- _INSTRUCCIONES_: Continúa el texto sobre la «mampara navideña» Brönka a partir de su última oración.

- _FRAGMENTO DEL TEXTO_:
A fin de prevenir discusiones subidas de tono que puedan escalar hasta la reyerta, algunas marcas están lanzando a toda prisa algunos productos que pueden ayudar a las familias españolas a mantener la paz estas fiestas. Uno de los más llamativos, y todo un fenómeno de ventas, es la nueva «mampara navideña» Brönka, un separador de sobremesa que permite dividir a los grupos grandes por facciones ideológicas, a fin de que compartan espacio y puedan pasar las fiestas juntos, pero sin llegar a verse. «Yo he comprado dos, porque este año el bloque de la izquierda también viene muy dividido, así que haré tres segmentos en la mesa», explica una mujer de Barcelona que se ha llevado las últimas unidades del local de la marca sueca de la Gran Vía. Mañana habrá reposición y muchos confían en poder hacerse con una antes de Nochebuena.

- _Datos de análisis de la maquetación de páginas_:
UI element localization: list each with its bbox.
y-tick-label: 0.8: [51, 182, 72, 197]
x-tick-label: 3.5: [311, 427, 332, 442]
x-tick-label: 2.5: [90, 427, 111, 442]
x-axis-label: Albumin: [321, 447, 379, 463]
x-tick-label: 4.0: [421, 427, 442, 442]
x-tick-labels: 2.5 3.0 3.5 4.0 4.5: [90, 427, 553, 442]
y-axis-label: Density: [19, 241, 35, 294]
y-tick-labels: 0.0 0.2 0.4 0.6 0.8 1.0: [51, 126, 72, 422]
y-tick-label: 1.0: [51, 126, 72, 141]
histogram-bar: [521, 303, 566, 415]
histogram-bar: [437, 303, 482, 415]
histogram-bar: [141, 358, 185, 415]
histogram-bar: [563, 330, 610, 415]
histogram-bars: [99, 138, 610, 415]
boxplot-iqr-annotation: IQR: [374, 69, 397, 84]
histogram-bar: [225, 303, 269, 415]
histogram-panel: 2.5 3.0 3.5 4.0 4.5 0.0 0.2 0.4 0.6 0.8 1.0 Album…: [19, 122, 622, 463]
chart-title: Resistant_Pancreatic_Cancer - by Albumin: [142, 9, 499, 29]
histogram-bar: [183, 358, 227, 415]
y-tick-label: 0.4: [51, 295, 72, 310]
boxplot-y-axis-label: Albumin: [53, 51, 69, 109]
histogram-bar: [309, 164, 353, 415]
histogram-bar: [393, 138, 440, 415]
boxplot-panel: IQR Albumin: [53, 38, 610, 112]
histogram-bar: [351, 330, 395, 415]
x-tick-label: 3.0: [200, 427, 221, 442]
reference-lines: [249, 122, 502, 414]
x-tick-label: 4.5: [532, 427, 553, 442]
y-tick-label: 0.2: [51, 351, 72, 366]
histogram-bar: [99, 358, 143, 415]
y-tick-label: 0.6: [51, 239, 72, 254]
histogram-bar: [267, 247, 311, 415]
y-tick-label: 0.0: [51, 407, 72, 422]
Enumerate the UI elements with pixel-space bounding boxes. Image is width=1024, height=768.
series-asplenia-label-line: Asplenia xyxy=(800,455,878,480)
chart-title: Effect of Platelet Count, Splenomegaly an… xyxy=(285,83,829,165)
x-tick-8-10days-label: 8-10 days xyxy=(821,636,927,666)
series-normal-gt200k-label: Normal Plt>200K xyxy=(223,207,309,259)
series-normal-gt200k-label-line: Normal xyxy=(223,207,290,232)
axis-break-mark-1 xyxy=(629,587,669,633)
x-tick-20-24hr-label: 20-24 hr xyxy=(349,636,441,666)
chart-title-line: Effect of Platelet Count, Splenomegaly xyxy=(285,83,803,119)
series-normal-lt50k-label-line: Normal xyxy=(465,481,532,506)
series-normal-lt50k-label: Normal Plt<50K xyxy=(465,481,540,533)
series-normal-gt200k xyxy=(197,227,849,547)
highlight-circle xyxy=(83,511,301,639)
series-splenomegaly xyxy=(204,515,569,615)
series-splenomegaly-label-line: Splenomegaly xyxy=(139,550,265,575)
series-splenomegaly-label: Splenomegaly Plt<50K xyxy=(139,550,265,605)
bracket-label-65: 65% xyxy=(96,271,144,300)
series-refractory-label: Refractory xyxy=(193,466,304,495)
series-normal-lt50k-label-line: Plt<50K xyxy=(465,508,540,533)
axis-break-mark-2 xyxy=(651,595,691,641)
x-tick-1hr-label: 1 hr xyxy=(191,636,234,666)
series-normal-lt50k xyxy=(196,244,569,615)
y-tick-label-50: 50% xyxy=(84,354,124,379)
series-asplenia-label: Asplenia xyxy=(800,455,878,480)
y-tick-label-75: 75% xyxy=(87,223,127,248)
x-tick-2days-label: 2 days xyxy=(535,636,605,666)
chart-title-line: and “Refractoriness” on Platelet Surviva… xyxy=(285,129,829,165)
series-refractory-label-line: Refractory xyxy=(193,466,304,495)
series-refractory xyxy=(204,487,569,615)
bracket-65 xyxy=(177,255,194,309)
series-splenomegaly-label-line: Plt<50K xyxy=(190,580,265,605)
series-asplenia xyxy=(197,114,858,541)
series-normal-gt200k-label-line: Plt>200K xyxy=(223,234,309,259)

- _RESULTADO_:
La mampara, que es insonorizante y absorbe ruidos, se coloca sobre la mesa e impide verse y escucharse. «El problema es que es el anfitrión quien decide colocarla o no y yo voy a casa de mi tío Fernando, que es de derechas y lleva muchos años perdiendo todas las discusiones, pero este año con los escándalos del Gobierno el que va a recibir soy yo, así que me temo que él no va a colocar mampara», se queja una persona que ha acudido a IKEA a comprar uno de estos accesorios, que en muchas familias se consideran ya imprescindibles.
«Es que sin esto [la mampara], los progresistas vamos a sudar tinta este año», añade.
Otro producto de notable éxito estos días es un gadget tecnológico: Apple ha lanzado al mercado, también con motivo de la Navidad, unos auriculares con cancelación de primos.